[start]

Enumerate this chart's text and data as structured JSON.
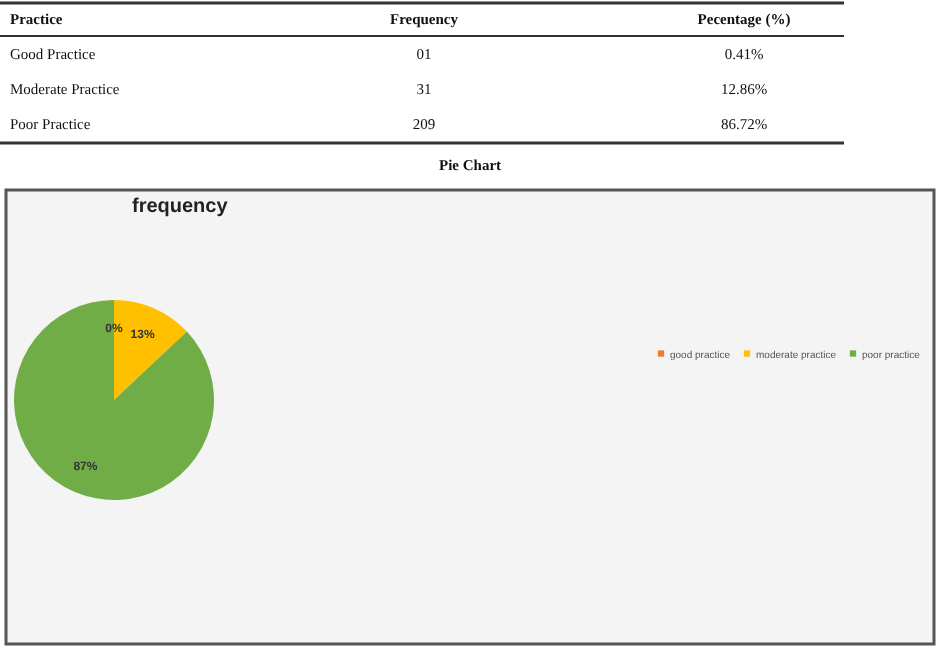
{
  "chart_data": {
    "type": "pie",
    "title": "frequency",
    "categories": [
      "good practice",
      "moderate practice",
      "poor practice"
    ],
    "values": [
      0,
      13,
      87
    ],
    "value_labels": [
      "0%",
      "13%",
      "87%"
    ],
    "colors": [
      "#ed7d31",
      "#ffc000",
      "#70ad47"
    ],
    "legend": "right",
    "annotations": [
      "Practice",
      "Frequency",
      "Pecentage (%)",
      "Good Practice",
      "01",
      "0.41%",
      "Moderate Practice",
      "31",
      "12.86%",
      "Poor Practice",
      "209",
      "86.72%",
      "Pie Chart"
    ]
  }
}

[end]

Without the pictures, extract every entry verbatim.

→ **EXERCISE OUTPUT**:
Enumerate this chart's text and data as structured JSON.
{
  "chart_data": {
    "type": "pie",
    "title": "frequency",
    "categories": [
      "good practice",
      "moderate practice",
      "poor practice"
    ],
    "values": [
      0,
      13,
      87
    ],
    "value_labels": [
      "0%",
      "13%",
      "87%"
    ],
    "colors": [
      "#ed7d31",
      "#ffc000",
      "#70ad47"
    ],
    "legend": "right",
    "annotations": [
      "Practice",
      "Frequency",
      "Pecentage (%)",
      "Good Practice",
      "01",
      "0.41%",
      "Moderate Practice",
      "31",
      "12.86%",
      "Poor Practice",
      "209",
      "86.72%",
      "Pie Chart"
    ]
  }
}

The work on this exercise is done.